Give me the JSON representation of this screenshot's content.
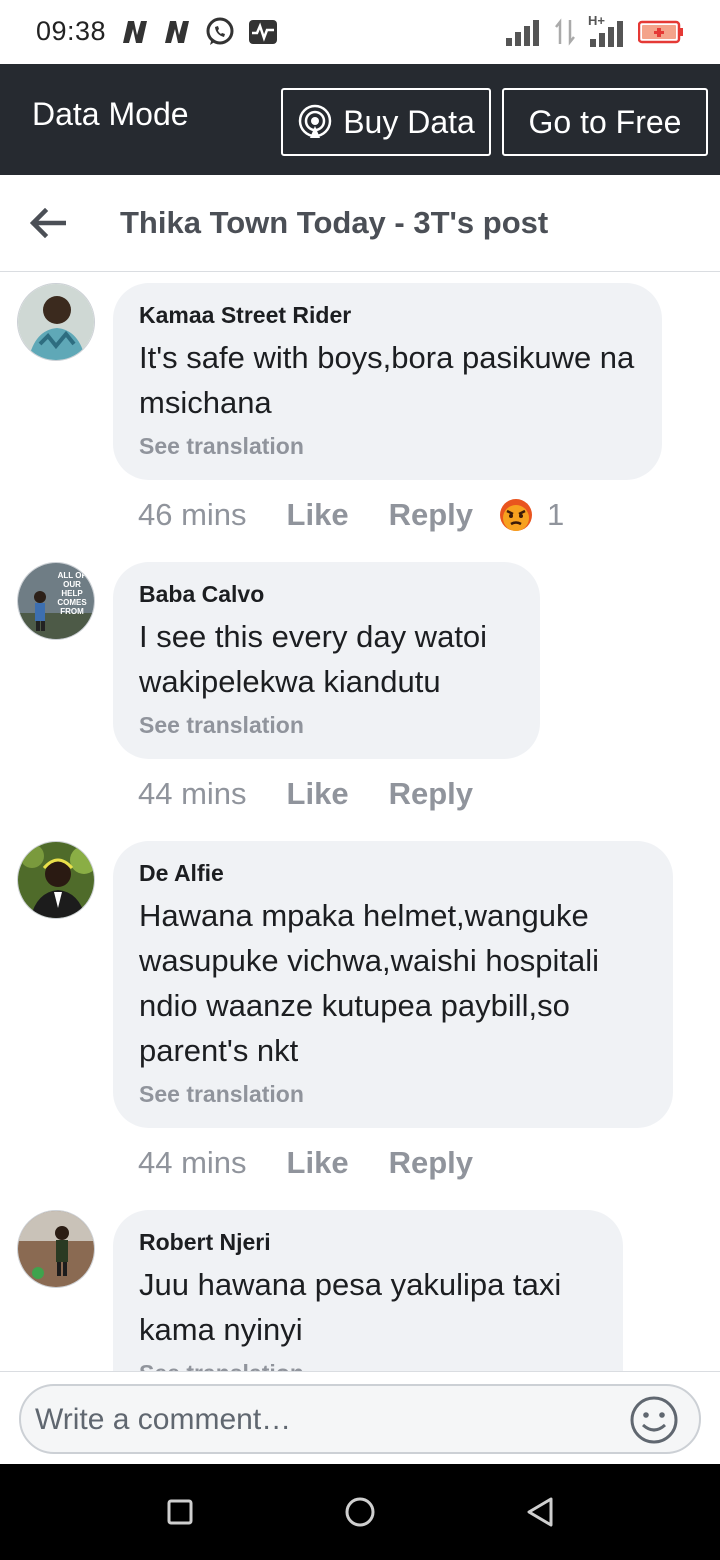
{
  "status_bar": {
    "time": "09:38",
    "left_icons": [
      "netflix-n-icon",
      "netflix-n-icon",
      "whatsapp-icon",
      "activity-icon"
    ],
    "right_icons": [
      "signal-icon",
      "data-arrows-icon",
      "hplus-signal-icon",
      "battery-icon"
    ],
    "network_label": "H+"
  },
  "data_bar": {
    "mode_label": "Data Mode",
    "buy_data_label": "Buy Data",
    "go_free_label": "Go to Free",
    "background": "#262a30"
  },
  "header": {
    "title": "Thika Town Today - 3T's post"
  },
  "comments": [
    {
      "author": "Kamaa Street Rider",
      "text": "It's safe with boys,bora pasikuwe na msichana",
      "see_translation": "See translation",
      "time": "46 mins",
      "like": "Like",
      "reply": "Reply",
      "reaction_icon": "angry-reaction-icon",
      "reaction_count": "1"
    },
    {
      "author": "Baba Calvo",
      "text": "I see this every day watoi wakipelekwa kiandutu",
      "see_translation": "See translation",
      "time": "44 mins",
      "like": "Like",
      "reply": "Reply",
      "avatar_text": "ALL OF OUR HELP COMES FROM"
    },
    {
      "author": "De Alfie",
      "text": "Hawana mpaka helmet,wanguke wasupuke vichwa,waishi hospitali ndio waanze kutupea paybill,so parent's nkt",
      "see_translation": "See translation",
      "time": "44 mins",
      "like": "Like",
      "reply": "Reply"
    },
    {
      "author": "Robert Njeri",
      "text": "Juu hawana pesa yakulipa taxi kama nyinyi",
      "see_translation": "See translation"
    }
  ],
  "composer": {
    "placeholder": "Write a comment…",
    "emoji_icon": "smiley-icon"
  },
  "nav_bar": {
    "icons": [
      "recents-square-icon",
      "home-circle-icon",
      "back-triangle-icon"
    ]
  }
}
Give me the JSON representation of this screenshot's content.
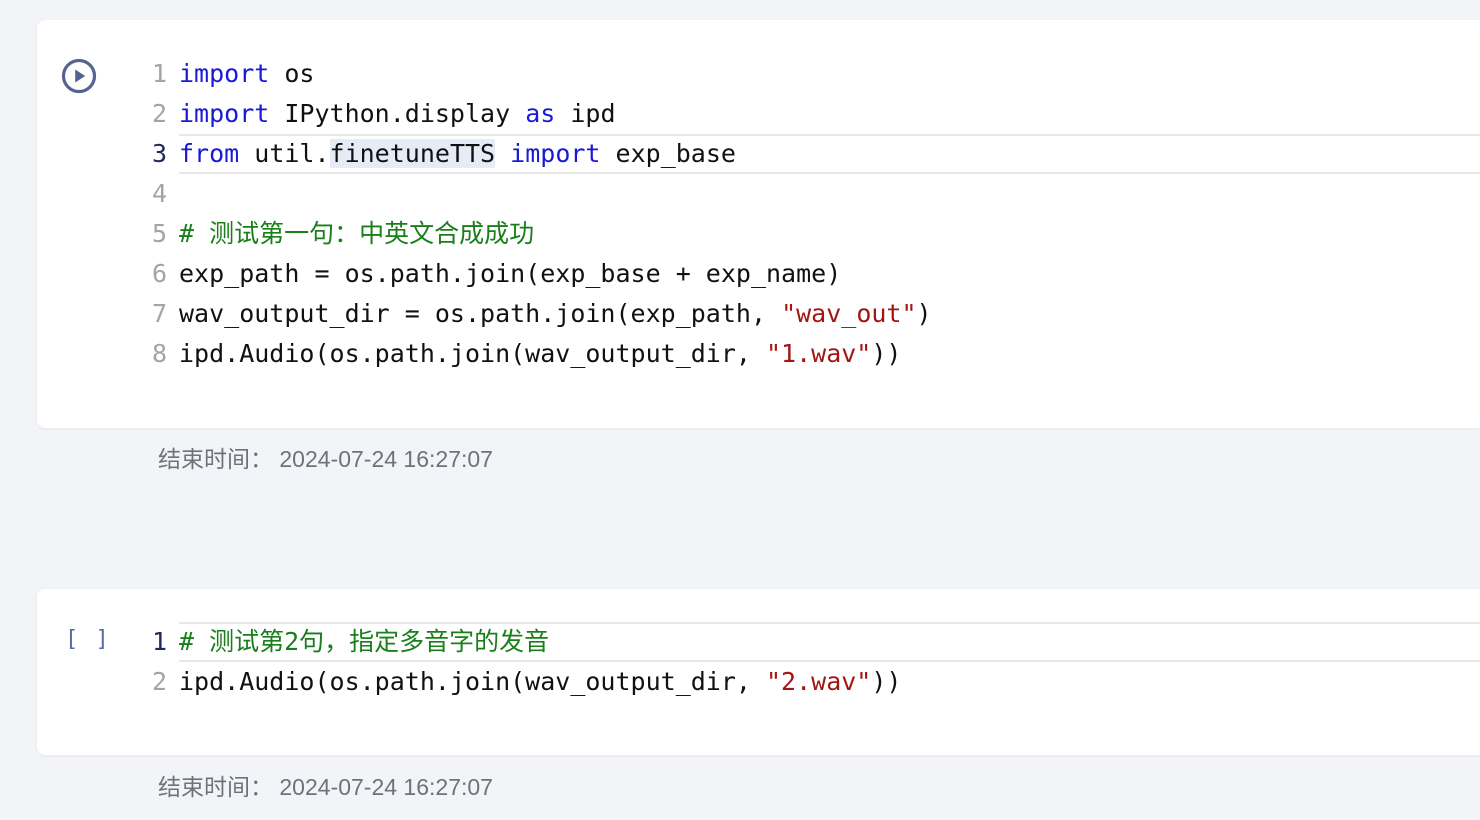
{
  "cells": [
    {
      "status": "run-icon",
      "lines": [
        {
          "num": "1",
          "tokens": [
            {
              "t": "import",
              "c": "kw"
            },
            {
              "t": " os",
              "c": ""
            }
          ]
        },
        {
          "num": "2",
          "tokens": [
            {
              "t": "import",
              "c": "kw"
            },
            {
              "t": " IPython.display ",
              "c": ""
            },
            {
              "t": "as",
              "c": "kw"
            },
            {
              "t": " ipd",
              "c": ""
            }
          ]
        },
        {
          "num": "3",
          "active": true,
          "tokens": [
            {
              "t": "from",
              "c": "kw"
            },
            {
              "t": " util.",
              "c": ""
            },
            {
              "t": "finetuneTTS",
              "c": "hl"
            },
            {
              "t": " ",
              "c": ""
            },
            {
              "t": "import",
              "c": "kw"
            },
            {
              "t": " exp_base",
              "c": ""
            }
          ]
        },
        {
          "num": "4",
          "tokens": []
        },
        {
          "num": "5",
          "tokens": [
            {
              "t": "# 测试第一句：中英文合成成功",
              "c": "com"
            }
          ]
        },
        {
          "num": "6",
          "tokens": [
            {
              "t": "exp_path = os.path.join(exp_base + exp_name)",
              "c": ""
            }
          ]
        },
        {
          "num": "7",
          "tokens": [
            {
              "t": "wav_output_dir = os.path.join(exp_path, ",
              "c": ""
            },
            {
              "t": "\"wav_out\"",
              "c": "str"
            },
            {
              "t": ")",
              "c": ""
            }
          ]
        },
        {
          "num": "8",
          "tokens": [
            {
              "t": "ipd.Audio(os.path.join(wav_output_dir, ",
              "c": ""
            },
            {
              "t": "\"1.wav\"",
              "c": "str"
            },
            {
              "t": "))",
              "c": ""
            }
          ]
        }
      ],
      "end_time": "结束时间：  2024-07-24 16:27:07"
    },
    {
      "status_text": "[ ]",
      "lines": [
        {
          "num": "1",
          "active": true,
          "tokens": [
            {
              "t": "# 测试第2句，指定多音字的发音",
              "c": "com"
            }
          ]
        },
        {
          "num": "2",
          "tokens": [
            {
              "t": "ipd.Audio(os.path.join(wav_output_dir, ",
              "c": ""
            },
            {
              "t": "\"2.wav\"",
              "c": "str"
            },
            {
              "t": "))",
              "c": ""
            }
          ]
        }
      ],
      "end_time": "结束时间：  2024-07-24 16:27:07"
    }
  ],
  "colors": {
    "keyword": "#1a1ad6",
    "string": "#a21515",
    "comment": "#1a7f1a",
    "run_icon": "#56628f"
  }
}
════
→ WHAT IS REQUIRED
Without the pictures, print the records in full, exactly as they appear.

→ FULL SOLUTION
Give me the JSON representation of this screenshot's content.
{
  "status_bar": {
    "time": "09:38",
    "left_icons": [
      "netflix-n-icon",
      "netflix-n-icon",
      "whatsapp-icon",
      "activity-icon"
    ],
    "right_icons": [
      "signal-icon",
      "data-arrows-icon",
      "hplus-signal-icon",
      "battery-icon"
    ],
    "network_label": "H+"
  },
  "data_bar": {
    "mode_label": "Data Mode",
    "buy_data_label": "Buy Data",
    "go_free_label": "Go to Free",
    "background": "#262a30"
  },
  "header": {
    "title": "Thika Town Today - 3T's post"
  },
  "comments": [
    {
      "author": "Kamaa Street Rider",
      "text": "It's safe with boys,bora pasikuwe na msichana",
      "see_translation": "See translation",
      "time": "46 mins",
      "like": "Like",
      "reply": "Reply",
      "reaction_icon": "angry-reaction-icon",
      "reaction_count": "1"
    },
    {
      "author": "Baba Calvo",
      "text": "I see this every day watoi wakipelekwa kiandutu",
      "see_translation": "See translation",
      "time": "44 mins",
      "like": "Like",
      "reply": "Reply",
      "avatar_text": "ALL OF OUR HELP COMES FROM"
    },
    {
      "author": "De Alfie",
      "text": "Hawana mpaka helmet,wanguke wasupuke vichwa,waishi hospitali ndio waanze kutupea paybill,so parent's nkt",
      "see_translation": "See translation",
      "time": "44 mins",
      "like": "Like",
      "reply": "Reply"
    },
    {
      "author": "Robert Njeri",
      "text": "Juu hawana pesa yakulipa taxi kama nyinyi",
      "see_translation": "See translation"
    }
  ],
  "composer": {
    "placeholder": "Write a comment…",
    "emoji_icon": "smiley-icon"
  },
  "nav_bar": {
    "icons": [
      "recents-square-icon",
      "home-circle-icon",
      "back-triangle-icon"
    ]
  }
}
Give me the JSON representation of this screenshot's content.
{
  "cells": [
    {
      "status": "run-icon",
      "lines": [
        {
          "num": "1",
          "tokens": [
            {
              "t": "import",
              "c": "kw"
            },
            {
              "t": " os",
              "c": ""
            }
          ]
        },
        {
          "num": "2",
          "tokens": [
            {
              "t": "import",
              "c": "kw"
            },
            {
              "t": " IPython.display ",
              "c": ""
            },
            {
              "t": "as",
              "c": "kw"
            },
            {
              "t": " ipd",
              "c": ""
            }
          ]
        },
        {
          "num": "3",
          "active": true,
          "tokens": [
            {
              "t": "from",
              "c": "kw"
            },
            {
              "t": " util.",
              "c": ""
            },
            {
              "t": "finetuneTTS",
              "c": "hl"
            },
            {
              "t": " ",
              "c": ""
            },
            {
              "t": "import",
              "c": "kw"
            },
            {
              "t": " exp_base",
              "c": ""
            }
          ]
        },
        {
          "num": "4",
          "tokens": []
        },
        {
          "num": "5",
          "tokens": [
            {
              "t": "# 测试第一句：中英文合成成功",
              "c": "com"
            }
          ]
        },
        {
          "num": "6",
          "tokens": [
            {
              "t": "exp_path = os.path.join(exp_base + exp_name)",
              "c": ""
            }
          ]
        },
        {
          "num": "7",
          "tokens": [
            {
              "t": "wav_output_dir = os.path.join(exp_path, ",
              "c": ""
            },
            {
              "t": "\"wav_out\"",
              "c": "str"
            },
            {
              "t": ")",
              "c": ""
            }
          ]
        },
        {
          "num": "8",
          "tokens": [
            {
              "t": "ipd.Audio(os.path.join(wav_output_dir, ",
              "c": ""
            },
            {
              "t": "\"1.wav\"",
              "c": "str"
            },
            {
              "t": "))",
              "c": ""
            }
          ]
        }
      ],
      "end_time": "结束时间：  2024-07-24 16:27:07"
    },
    {
      "status_text": "[ ]",
      "lines": [
        {
          "num": "1",
          "active": true,
          "tokens": [
            {
              "t": "# 测试第2句，指定多音字的发音",
              "c": "com"
            }
          ]
        },
        {
          "num": "2",
          "tokens": [
            {
              "t": "ipd.Audio(os.path.join(wav_output_dir, ",
              "c": ""
            },
            {
              "t": "\"2.wav\"",
              "c": "str"
            },
            {
              "t": "))",
              "c": ""
            }
          ]
        }
      ],
      "end_time": "结束时间：  2024-07-24 16:27:07"
    }
  ],
  "colors": {
    "keyword": "#1a1ad6",
    "string": "#a21515",
    "comment": "#1a7f1a",
    "run_icon": "#56628f"
  }
}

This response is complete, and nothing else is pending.